Selected extract |

┌────────

48 Hours Exploring Montevideo Uruguay

Exploring Montevideo should be on every travelers list, when visiting either Buenos Aires Argentina or Colonia Del Sacramento Uruguay. With ...

Exploring Montevideo should be on every travelers list, when visiting either Buenos Aires Argentina or Colonia Del Sacramento Uruguay.

With only a weekend to spare in your itinerary, you can explore the often overlooked gem that is Montevideo. Here’s what you can experience in just 48 hours exploring Montevideo.

How To Get To Montevideo

Other than by air, there are two main routes to Montevideo. For those coming from Colonia Del Sacramento it’s a two hour bus ride. Buses run every 30-60minutes from Colonia to Terminal Tres Cruces in Montevideo.

For those coming from Buenos Aires as part of a weekend getaway or visa run, there is the Terminal Buquebus in Puerto Madero. The Buquebus is a large high speed catamaran that takes a little less than 2 hours to reach Montevideo.

└────────

Given exercise A |
List each distinct length of time that the Montevideo travel guide gives with a number, without repeats.
Given exercise B |
Pull out everything in the Montevideo travel guide from "With only a" down to "to reach Montevideo.", word for word.

Annotated element entries |
┌────────

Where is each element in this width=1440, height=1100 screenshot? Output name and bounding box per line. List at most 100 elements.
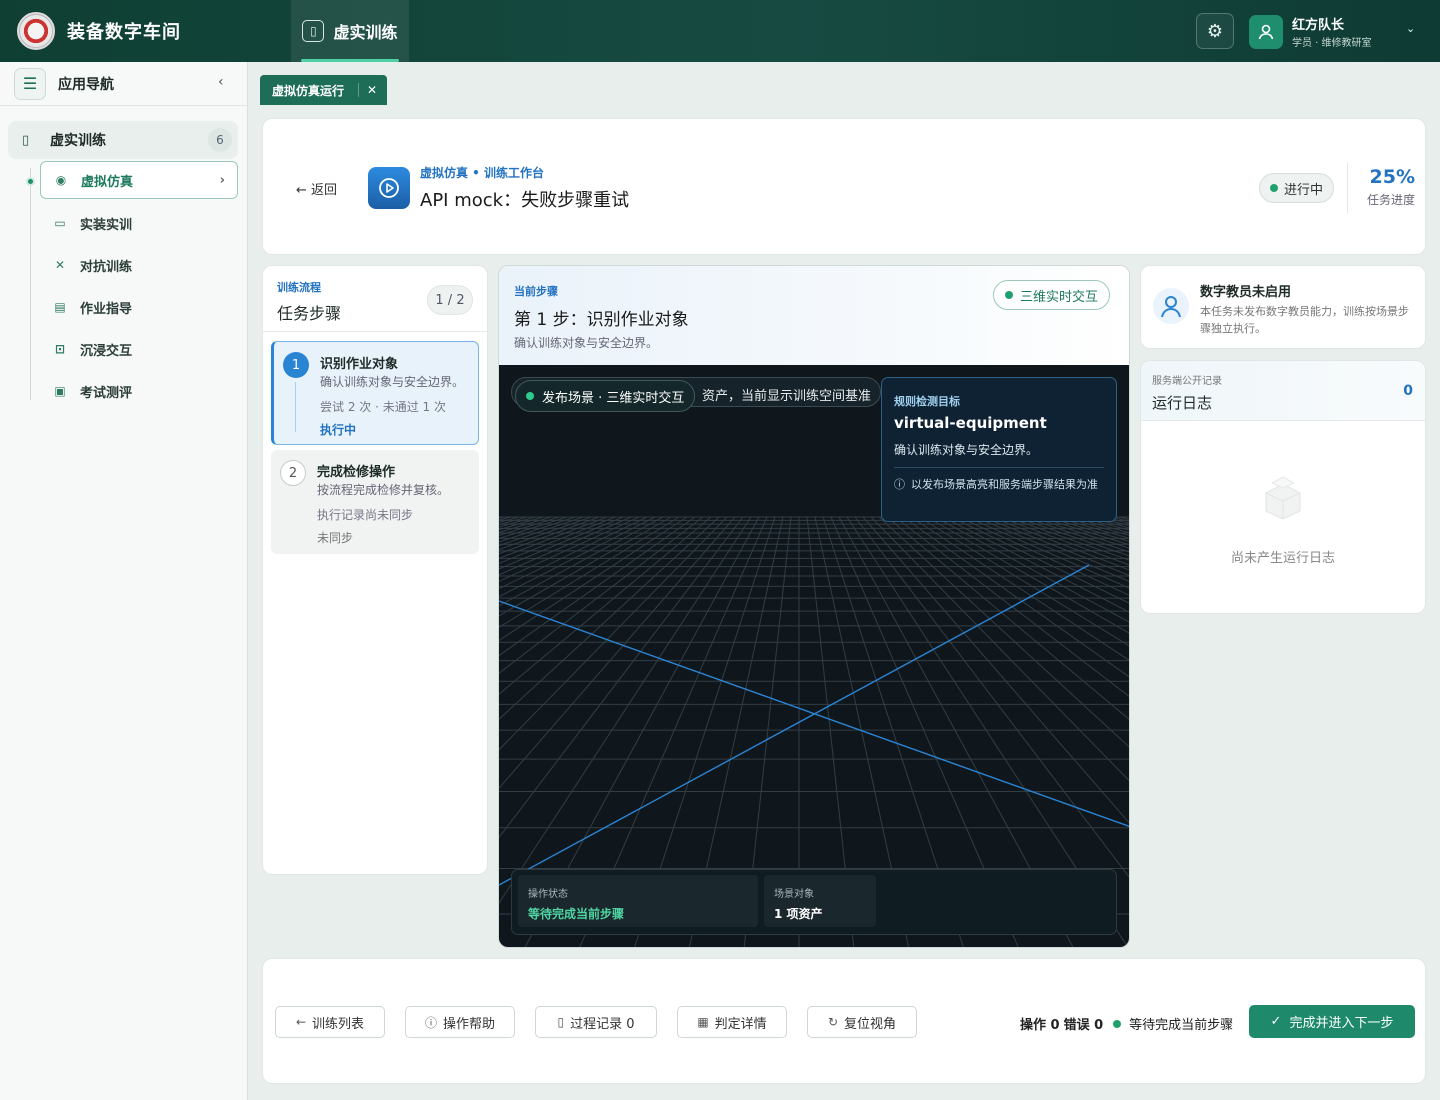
scene-objects-box: 场景对象 1 项资产 xyxy=(764,875,876,927)
tab-label: 虚拟仿真运行 xyxy=(272,83,345,98)
sidebar-item-label: 沉浸交互 xyxy=(80,343,133,359)
sidebar-item-work-guide[interactable]: ▤ 作业指导 xyxy=(40,288,238,326)
button-label: 完成并进入下一步 xyxy=(1289,1016,1394,1031)
header-subtitle: 虚拟仿真 • 训练工作台 xyxy=(420,166,545,180)
tab-bar: 虚拟仿真运行 ✕ xyxy=(260,75,388,105)
rule-target-card: 规则检测目标 virtual-equipment 确认训练对象与安全边界。 ⓘ 以… xyxy=(881,377,1117,522)
divider xyxy=(1347,163,1348,213)
nav-tab-label: 虚实训练 xyxy=(333,23,398,42)
steps-counter: 1 / 2 xyxy=(427,285,473,315)
log-title: 运行日志 xyxy=(1152,394,1213,412)
sidebar-item-label: 作业指导 xyxy=(80,301,133,317)
op-state-box: 操作状态 等待完成当前步骤 xyxy=(518,875,758,927)
calculator-icon: ▦ xyxy=(697,1015,709,1029)
sidebar-item-confrontation[interactable]: ✕ 对抗训练 xyxy=(40,246,238,284)
step-item-active[interactable]: 1 识别作业对象 确认训练对象与安全边界。 尝试 2 次 · 未通过 1 次 执… xyxy=(271,341,479,445)
step-status: 未同步 xyxy=(317,531,354,545)
sidebar-item-real-equipment[interactable]: ▭ 实装实训 xyxy=(40,204,238,242)
status-dot xyxy=(1270,184,1278,192)
sidebar-item-label: 虚拟仿真 xyxy=(81,174,134,190)
divider xyxy=(263,331,487,332)
digital-instructor-card: 数字教员未启用 本任务未发布数字教员能力，训练按场景步骤独立执行。 xyxy=(1140,265,1426,349)
menu-toggle-button[interactable]: ☰ xyxy=(14,67,46,100)
steps-panel: 训练流程 任务步骤 1 / 2 1 识别作业对象 确认训练对象与安全边界。 尝试… xyxy=(262,265,488,875)
empty-log-text: 尚未产生运行日志 xyxy=(1230,551,1335,566)
back-button[interactable]: ← 返回 xyxy=(296,179,337,198)
user-role: 学员 · 维修教研室 xyxy=(1292,38,1372,49)
sidebar-group-virtual-training[interactable]: ▯ 虚实训练 6 xyxy=(8,121,238,159)
training-list-button[interactable]: ← 训练列表 xyxy=(275,1006,385,1038)
step-number: 2 xyxy=(280,460,306,486)
emblem-logo xyxy=(17,12,55,50)
run-log-card: 服务端公开记录 运行日志 0 尚未产生运行日志 xyxy=(1140,360,1426,614)
rule-desc: 确认训练对象与安全边界。 xyxy=(894,443,1039,457)
document-icon: ▤ xyxy=(54,300,66,314)
button-label: 训练列表 xyxy=(312,1016,365,1032)
step-number: 1 xyxy=(283,352,309,378)
op-state-label: 操作状态 xyxy=(528,889,568,900)
button-label: 判定详情 xyxy=(714,1016,767,1032)
ops-count: 操作 0 xyxy=(1020,1018,1060,1033)
book-icon: ▯ xyxy=(302,20,325,42)
info-icon: ⓘ xyxy=(894,478,905,491)
process-record-button[interactable]: ▯ 过程记录 0 xyxy=(535,1006,657,1038)
scene-banner-text: 资产，当前显示训练空间基准 xyxy=(702,389,872,404)
arrow-left-icon: ← xyxy=(296,183,307,198)
nav-tab-virtual-training[interactable]: ▯ 虚实训练 xyxy=(291,0,409,62)
sidebar-item-label: 考试测评 xyxy=(80,385,133,401)
rule-target: virtual-equipment xyxy=(894,414,1047,432)
sidebar-item-immersive[interactable]: ⊡ 沉浸交互 xyxy=(40,330,238,368)
button-label: 过程记录 0 xyxy=(570,1016,635,1032)
brand-title: 装备数字车间 xyxy=(67,22,181,43)
mode-badge: 三维实时交互 xyxy=(993,280,1111,310)
sidebar-item-label: 实装实训 xyxy=(80,217,133,233)
sidebar-item-virtual-sim[interactable]: ◉ 虚拟仿真 › xyxy=(40,161,238,199)
instructor-desc: 本任务未发布数字教员能力，训练按场景步骤独立执行。 xyxy=(1200,305,1409,335)
tab-virtual-sim-run[interactable]: 虚拟仿真运行 ✕ xyxy=(260,75,388,105)
instructor-avatar-icon xyxy=(1153,288,1189,324)
status-dot xyxy=(526,392,534,400)
op-state-value: 等待完成当前步骤 xyxy=(528,907,625,921)
user-menu[interactable]: 红方队长 学员 · 维修教研室 xyxy=(1249,14,1372,49)
collapse-chevron-icon[interactable]: ‹ xyxy=(218,74,224,90)
action-bar: ← 训练列表 ⓘ 操作帮助 ▯ 过程记录 0 ▦ 判定详情 ↻ 复位视角 操作 … xyxy=(262,958,1426,1084)
errors-count: 错误 0 xyxy=(1063,1018,1104,1033)
step-title: 识别作业对象 xyxy=(320,357,399,372)
3d-viewport[interactable]: 发布场景 · 三维实时交互 资产，当前显示训练空间基准 规则检测目标 virtu… xyxy=(499,365,1129,947)
operation-help-button[interactable]: ⓘ 操作帮助 xyxy=(405,1006,515,1038)
sidebar-item-exam[interactable]: ▣ 考试测评 xyxy=(40,372,238,410)
scene-panel: 当前步骤 第 1 步：识别作业对象 确认训练对象与安全边界。 三维实时交互 发布… xyxy=(498,265,1130,948)
info-icon: ⓘ xyxy=(424,1015,437,1030)
complete-next-button[interactable]: ✓ 完成并进入下一步 xyxy=(1249,1005,1415,1038)
vr-headset-icon: ⊡ xyxy=(54,342,66,356)
status-dot xyxy=(1005,291,1013,299)
footer-state: 等待完成当前步骤 xyxy=(1129,1018,1234,1033)
close-icon[interactable]: ✕ xyxy=(358,83,377,97)
settings-button[interactable]: ⚙ xyxy=(1196,13,1234,49)
sidebar-group-label: 虚实训练 xyxy=(50,133,106,149)
step-item[interactable]: 2 完成检修操作 按流程完成检修并复核。 执行记录尚未同步 未同步 xyxy=(271,450,479,554)
judge-details-button[interactable]: ▦ 判定详情 xyxy=(677,1006,787,1038)
sidebar-item-label: 对抗训练 xyxy=(80,259,133,275)
current-step-label: 当前步骤 xyxy=(514,285,558,298)
scene-objects-label: 场景对象 xyxy=(774,889,814,900)
user-avatar-icon xyxy=(1249,14,1283,49)
scene-objects-value: 1 项资产 xyxy=(774,907,823,921)
step-meta: 执行记录尚未同步 xyxy=(317,508,414,522)
rule-note: 以发布场景高亮和服务端步骤结果为准 xyxy=(911,478,1098,491)
scene-banner: 发布场景 · 三维实时交互 资产，当前显示训练空间基准 xyxy=(511,377,881,412)
steps-title: 任务步骤 xyxy=(277,304,342,323)
reset-view-button[interactable]: ↻ 复位视角 xyxy=(807,1006,917,1038)
sidebar: ☰ 应用导航 ‹ ▯ 虚实训练 6 ◉ 虚拟仿真 › ▭ 实装实训 ✕ 对抗训练… xyxy=(0,62,248,1100)
file-icon: ▯ xyxy=(557,1015,565,1029)
sidebar-title: 应用导航 xyxy=(58,76,114,93)
empty-box-icon xyxy=(1258,471,1308,521)
chevron-down-icon[interactable]: ⌄ xyxy=(1406,22,1415,35)
book-icon: ▯ xyxy=(22,132,30,148)
hamburger-icon: ☰ xyxy=(22,74,38,93)
reset-icon: ↻ xyxy=(827,1015,839,1029)
tree-line xyxy=(30,168,31,400)
operation-stats: 操作 0 错误 0 等待完成当前步骤 xyxy=(1020,1014,1233,1033)
clipboard-icon: ▣ xyxy=(54,384,66,398)
button-label: 复位视角 xyxy=(844,1016,897,1032)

└────────

Written answer A |
- 48 hours
- two hours (the bus ride from Colonia Del Sacramento)
- 30–60 minutes (how often buses run from Colonia)
- a little less than 2 hours (the Buquebus crossing)

Written answer B |
With only a weekend to spare in your itinerary, you can explore the often overlooked gem that is Montevideo. Here’s what you can experience in just 48 hours exploring Montevideo.

How To Get To Montevideo

Other than by air, there are two main routes to Montevideo. For those coming from Colonia Del Sacramento it’s a two hour bus ride. Buses run every 30-60minutes from Colonia to Terminal Tres Cruces in Montevideo.

For those coming from Buenos Aires as part of a weekend getaway or visa run, there is the Terminal Buquebus in Puerto Madero. The Buquebus is a large high speed catamaran that takes a little less than 2 hours to reach Montevideo.